GIVEN PROBLEM. From the listing below, pull each line that includes "Office".

DATASET EXCERPTS.

::::::

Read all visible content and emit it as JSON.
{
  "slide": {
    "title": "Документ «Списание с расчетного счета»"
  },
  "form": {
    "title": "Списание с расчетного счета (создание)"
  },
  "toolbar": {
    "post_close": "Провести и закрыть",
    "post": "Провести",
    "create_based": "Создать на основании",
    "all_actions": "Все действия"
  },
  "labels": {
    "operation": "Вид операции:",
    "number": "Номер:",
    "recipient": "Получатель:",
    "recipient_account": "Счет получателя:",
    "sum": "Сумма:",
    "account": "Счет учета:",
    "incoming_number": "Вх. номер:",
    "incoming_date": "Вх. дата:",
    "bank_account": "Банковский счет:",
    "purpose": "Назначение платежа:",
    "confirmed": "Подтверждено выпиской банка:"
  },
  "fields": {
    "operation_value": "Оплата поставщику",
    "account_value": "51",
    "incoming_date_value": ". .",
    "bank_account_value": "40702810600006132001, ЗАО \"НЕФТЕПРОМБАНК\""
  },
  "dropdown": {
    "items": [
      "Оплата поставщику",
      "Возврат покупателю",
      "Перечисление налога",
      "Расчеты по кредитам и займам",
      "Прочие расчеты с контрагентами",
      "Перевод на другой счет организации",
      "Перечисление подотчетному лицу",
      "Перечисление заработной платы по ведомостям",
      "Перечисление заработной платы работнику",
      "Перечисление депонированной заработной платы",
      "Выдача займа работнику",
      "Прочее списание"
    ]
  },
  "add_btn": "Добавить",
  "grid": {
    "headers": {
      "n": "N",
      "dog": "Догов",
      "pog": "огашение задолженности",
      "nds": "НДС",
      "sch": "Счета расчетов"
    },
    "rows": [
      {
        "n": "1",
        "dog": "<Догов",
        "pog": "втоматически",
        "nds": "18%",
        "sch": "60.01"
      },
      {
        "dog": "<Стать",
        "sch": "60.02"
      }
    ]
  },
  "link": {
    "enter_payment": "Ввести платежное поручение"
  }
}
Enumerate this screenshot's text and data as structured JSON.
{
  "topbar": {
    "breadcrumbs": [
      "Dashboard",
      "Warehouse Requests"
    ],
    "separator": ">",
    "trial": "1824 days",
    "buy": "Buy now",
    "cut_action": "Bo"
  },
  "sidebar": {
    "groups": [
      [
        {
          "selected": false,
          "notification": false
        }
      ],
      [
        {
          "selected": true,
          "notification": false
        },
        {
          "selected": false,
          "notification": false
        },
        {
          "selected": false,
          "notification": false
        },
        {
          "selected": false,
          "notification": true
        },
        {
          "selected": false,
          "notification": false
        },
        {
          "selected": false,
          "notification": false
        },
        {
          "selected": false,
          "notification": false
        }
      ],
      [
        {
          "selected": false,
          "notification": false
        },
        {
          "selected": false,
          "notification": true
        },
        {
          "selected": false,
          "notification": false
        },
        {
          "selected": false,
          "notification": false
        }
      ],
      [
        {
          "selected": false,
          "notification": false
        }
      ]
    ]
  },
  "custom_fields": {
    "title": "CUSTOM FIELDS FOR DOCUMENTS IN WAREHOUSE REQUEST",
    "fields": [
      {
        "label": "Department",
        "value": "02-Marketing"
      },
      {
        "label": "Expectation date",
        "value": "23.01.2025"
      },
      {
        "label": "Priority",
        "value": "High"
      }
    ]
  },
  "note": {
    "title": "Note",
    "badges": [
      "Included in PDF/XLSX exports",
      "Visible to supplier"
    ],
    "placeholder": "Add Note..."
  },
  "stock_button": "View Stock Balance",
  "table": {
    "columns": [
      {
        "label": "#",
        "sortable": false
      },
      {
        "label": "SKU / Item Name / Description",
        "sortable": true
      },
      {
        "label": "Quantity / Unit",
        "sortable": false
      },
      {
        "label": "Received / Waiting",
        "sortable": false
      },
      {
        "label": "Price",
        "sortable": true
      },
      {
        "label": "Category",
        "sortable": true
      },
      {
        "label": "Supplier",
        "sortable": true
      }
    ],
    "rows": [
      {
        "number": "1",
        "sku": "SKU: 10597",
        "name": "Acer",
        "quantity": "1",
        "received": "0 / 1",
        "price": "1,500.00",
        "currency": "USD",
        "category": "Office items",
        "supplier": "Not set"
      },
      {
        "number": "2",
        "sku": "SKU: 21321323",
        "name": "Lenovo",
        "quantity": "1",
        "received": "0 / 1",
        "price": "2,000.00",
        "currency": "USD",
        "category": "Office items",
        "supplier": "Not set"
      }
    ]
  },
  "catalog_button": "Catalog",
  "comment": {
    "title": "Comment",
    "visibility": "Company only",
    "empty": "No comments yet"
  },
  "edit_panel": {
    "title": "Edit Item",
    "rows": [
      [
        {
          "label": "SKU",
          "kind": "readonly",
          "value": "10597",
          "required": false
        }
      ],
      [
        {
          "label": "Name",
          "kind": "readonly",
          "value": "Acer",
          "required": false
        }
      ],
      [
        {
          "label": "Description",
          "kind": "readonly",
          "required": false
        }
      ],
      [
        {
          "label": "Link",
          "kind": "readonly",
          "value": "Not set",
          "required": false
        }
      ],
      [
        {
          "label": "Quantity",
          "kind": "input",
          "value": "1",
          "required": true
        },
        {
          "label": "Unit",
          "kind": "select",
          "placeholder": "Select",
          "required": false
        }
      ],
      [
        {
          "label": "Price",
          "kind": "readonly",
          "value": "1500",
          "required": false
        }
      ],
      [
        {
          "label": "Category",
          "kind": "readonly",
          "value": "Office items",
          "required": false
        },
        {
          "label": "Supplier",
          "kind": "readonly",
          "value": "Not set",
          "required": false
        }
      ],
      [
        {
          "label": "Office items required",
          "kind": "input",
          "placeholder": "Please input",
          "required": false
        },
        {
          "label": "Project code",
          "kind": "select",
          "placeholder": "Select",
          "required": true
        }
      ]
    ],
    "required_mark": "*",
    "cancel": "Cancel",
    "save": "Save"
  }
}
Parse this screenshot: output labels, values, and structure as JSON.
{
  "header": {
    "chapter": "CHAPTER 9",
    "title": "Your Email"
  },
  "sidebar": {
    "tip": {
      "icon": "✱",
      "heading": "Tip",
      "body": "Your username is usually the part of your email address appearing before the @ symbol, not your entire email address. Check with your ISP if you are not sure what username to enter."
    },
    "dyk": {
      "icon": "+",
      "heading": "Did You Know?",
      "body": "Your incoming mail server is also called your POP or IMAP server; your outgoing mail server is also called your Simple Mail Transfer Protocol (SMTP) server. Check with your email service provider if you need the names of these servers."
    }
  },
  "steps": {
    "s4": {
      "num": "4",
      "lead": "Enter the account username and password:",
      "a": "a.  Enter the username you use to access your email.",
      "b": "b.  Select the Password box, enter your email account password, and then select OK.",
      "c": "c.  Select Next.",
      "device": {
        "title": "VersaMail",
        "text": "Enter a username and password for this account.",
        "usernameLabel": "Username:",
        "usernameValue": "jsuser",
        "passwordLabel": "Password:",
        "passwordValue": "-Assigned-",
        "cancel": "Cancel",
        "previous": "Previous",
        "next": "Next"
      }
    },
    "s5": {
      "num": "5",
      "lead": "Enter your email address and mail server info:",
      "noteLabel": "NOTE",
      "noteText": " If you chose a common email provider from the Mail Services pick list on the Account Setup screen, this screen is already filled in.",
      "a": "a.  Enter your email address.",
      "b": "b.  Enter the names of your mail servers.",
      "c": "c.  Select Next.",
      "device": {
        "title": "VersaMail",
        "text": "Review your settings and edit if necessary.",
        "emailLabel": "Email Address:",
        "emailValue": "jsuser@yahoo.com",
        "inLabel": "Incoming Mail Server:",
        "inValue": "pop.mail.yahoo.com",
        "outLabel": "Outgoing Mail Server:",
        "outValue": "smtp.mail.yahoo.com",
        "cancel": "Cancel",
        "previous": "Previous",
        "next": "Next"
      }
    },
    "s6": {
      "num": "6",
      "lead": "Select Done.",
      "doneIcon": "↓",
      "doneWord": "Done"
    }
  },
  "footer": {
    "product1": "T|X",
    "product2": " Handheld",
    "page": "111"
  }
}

::::::

RESPONSE TO THE TASK.
        "category": "Office items",
        "category": "Office items",
          "value": "Office items",
          "label": "Office items required",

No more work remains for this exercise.